(Dataset listings of figures)
------------------------------
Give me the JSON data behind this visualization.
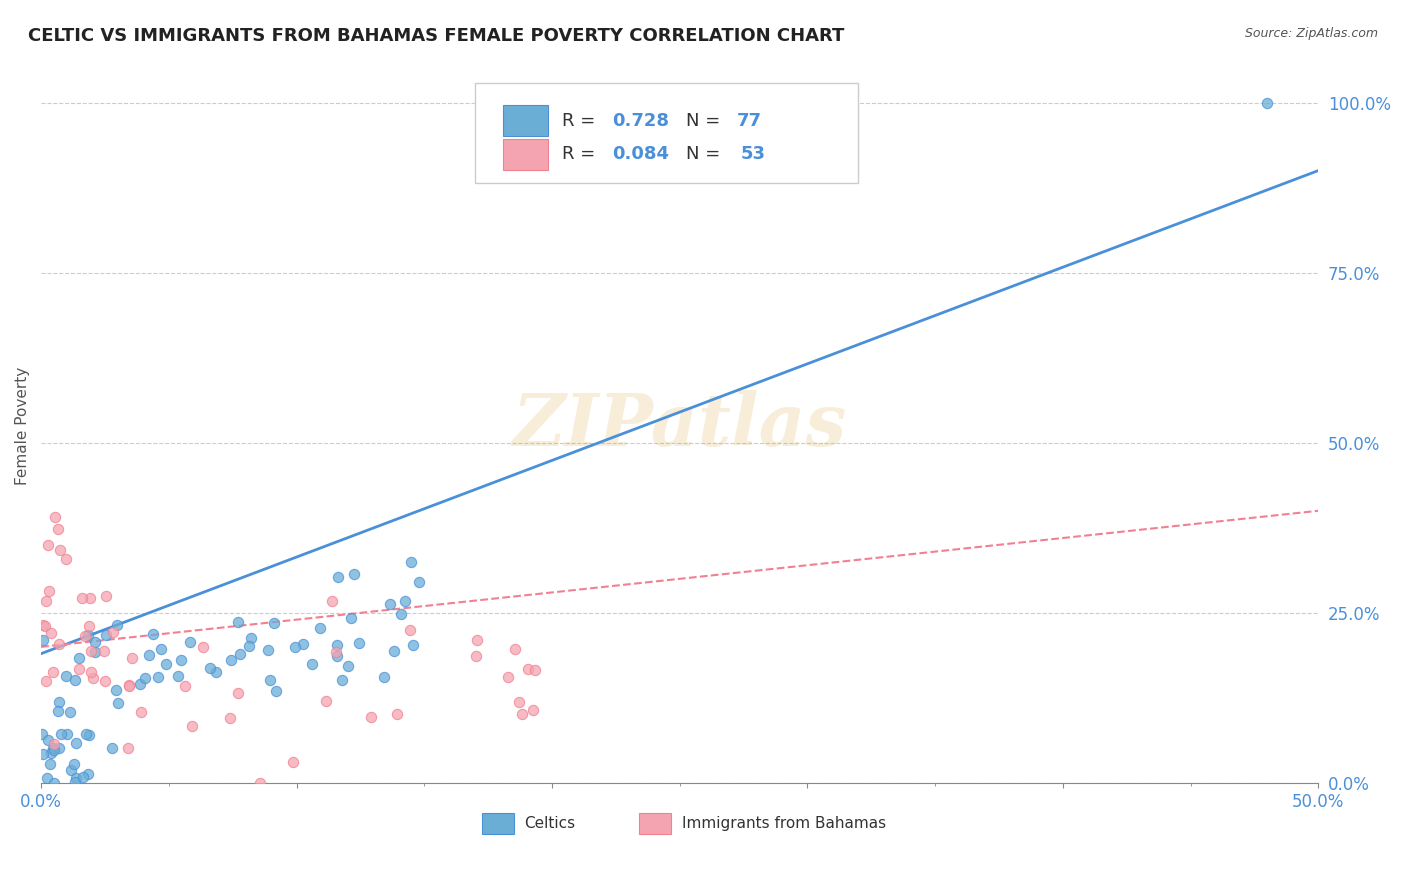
{
  "title": "CELTIC VS IMMIGRANTS FROM BAHAMAS FEMALE POVERTY CORRELATION CHART",
  "source": "Source: ZipAtlas.com",
  "ylabel": "Female Poverty",
  "xlim": [
    0.0,
    0.5
  ],
  "ylim": [
    0.0,
    1.05
  ],
  "ytick_labels": [
    "0.0%",
    "25.0%",
    "50.0%",
    "75.0%",
    "100.0%"
  ],
  "ytick_values": [
    0.0,
    0.25,
    0.5,
    0.75,
    1.0
  ],
  "celtics_color": "#6aaed6",
  "immigrants_color": "#f4a4b0",
  "celtics_line_color": "#4a90d9",
  "immigrants_line_color": "#f28090",
  "R_celtics": 0.728,
  "N_celtics": 77,
  "R_immigrants": 0.084,
  "N_immigrants": 53,
  "legend_label_celtics": "Celtics",
  "legend_label_immigrants": "Immigrants from Bahamas",
  "watermark": "ZIPatlas",
  "background_color": "#ffffff",
  "grid_color": "#cccccc"
}
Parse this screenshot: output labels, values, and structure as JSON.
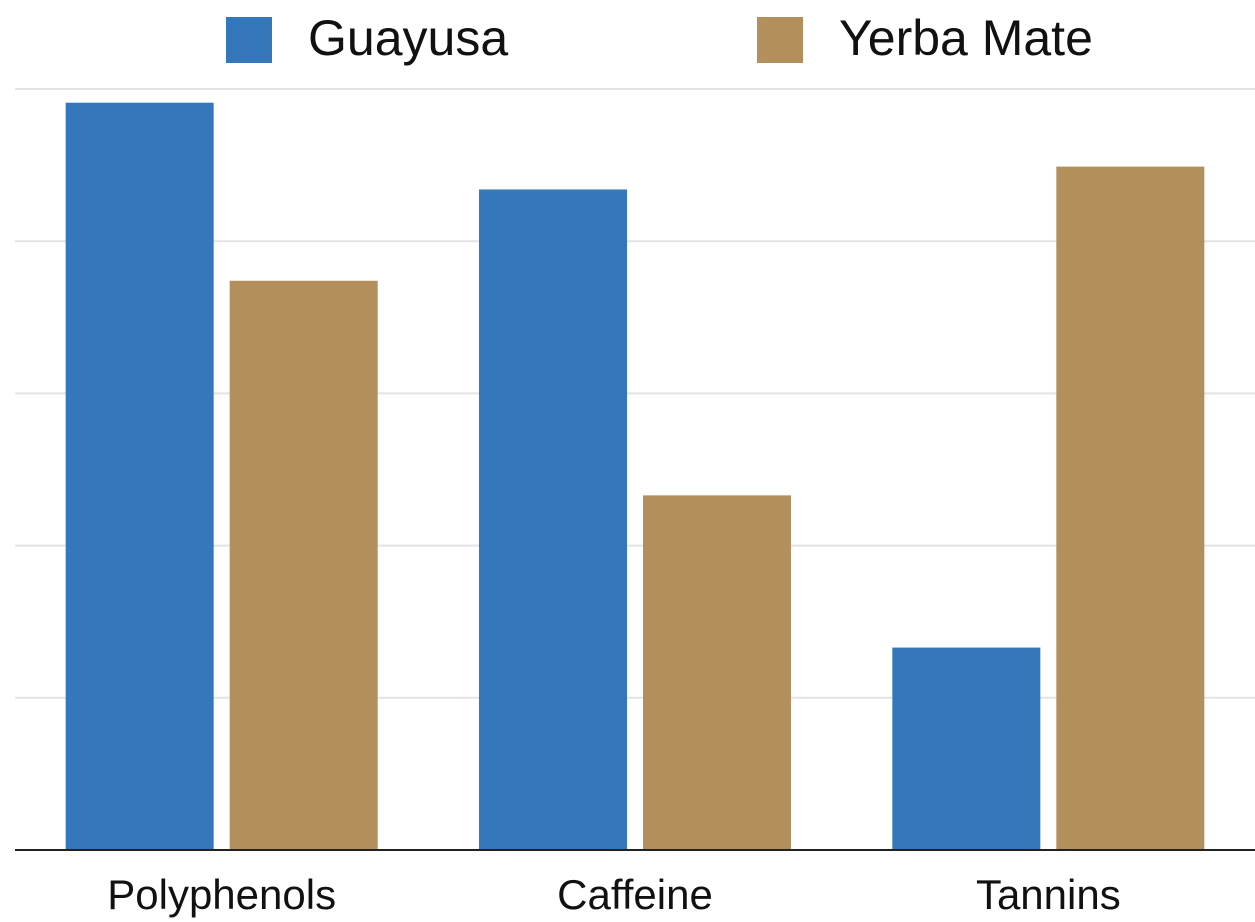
{
  "chart_data": {
    "type": "bar",
    "categories": [
      "Polyphenols",
      "Caffeine",
      "Tannins"
    ],
    "series": [
      {
        "name": "Guayusa",
        "color": "#3477bb",
        "values": [
          4.91,
          4.34,
          1.33
        ]
      },
      {
        "name": "Yerba Mate",
        "color": "#b38f5c",
        "values": [
          3.74,
          2.33,
          4.49
        ]
      }
    ],
    "ylim": [
      0,
      5
    ],
    "yticks": [
      0,
      1,
      2,
      3,
      4,
      5
    ],
    "grid": true,
    "legend": "top"
  }
}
------------------------------
GIVEN INSTRUCTION: Make a word-for-word copy of the entries, without any pictures.

SOLUTION TO THIS EXERCISE:
Give me the JSON data behind this visualization.
{
  "title": "CELTIC VS IMMIGRANTS FROM BAHAMAS FEMALE POVERTY CORRELATION CHART",
  "source": "Source: ZipAtlas.com",
  "ylabel": "Female Poverty",
  "xlim": [
    0.0,
    0.5
  ],
  "ylim": [
    0.0,
    1.05
  ],
  "ytick_labels": [
    "0.0%",
    "25.0%",
    "50.0%",
    "75.0%",
    "100.0%"
  ],
  "ytick_values": [
    0.0,
    0.25,
    0.5,
    0.75,
    1.0
  ],
  "celtics_color": "#6aaed6",
  "immigrants_color": "#f4a4b0",
  "celtics_line_color": "#4a90d9",
  "immigrants_line_color": "#f28090",
  "R_celtics": 0.728,
  "N_celtics": 77,
  "R_immigrants": 0.084,
  "N_immigrants": 53,
  "legend_label_celtics": "Celtics",
  "legend_label_immigrants": "Immigrants from Bahamas",
  "watermark": "ZIPatlas",
  "background_color": "#ffffff",
  "grid_color": "#cccccc"
}
Parse this screenshot: output labels, values, and structure as JSON.
{
  "chart_data": {
    "type": "bar",
    "categories": [
      "Polyphenols",
      "Caffeine",
      "Tannins"
    ],
    "series": [
      {
        "name": "Guayusa",
        "color": "#3477bb",
        "values": [
          4.91,
          4.34,
          1.33
        ]
      },
      {
        "name": "Yerba Mate",
        "color": "#b38f5c",
        "values": [
          3.74,
          2.33,
          4.49
        ]
      }
    ],
    "ylim": [
      0,
      5
    ],
    "yticks": [
      0,
      1,
      2,
      3,
      4,
      5
    ],
    "grid": true,
    "legend": "top"
  }
}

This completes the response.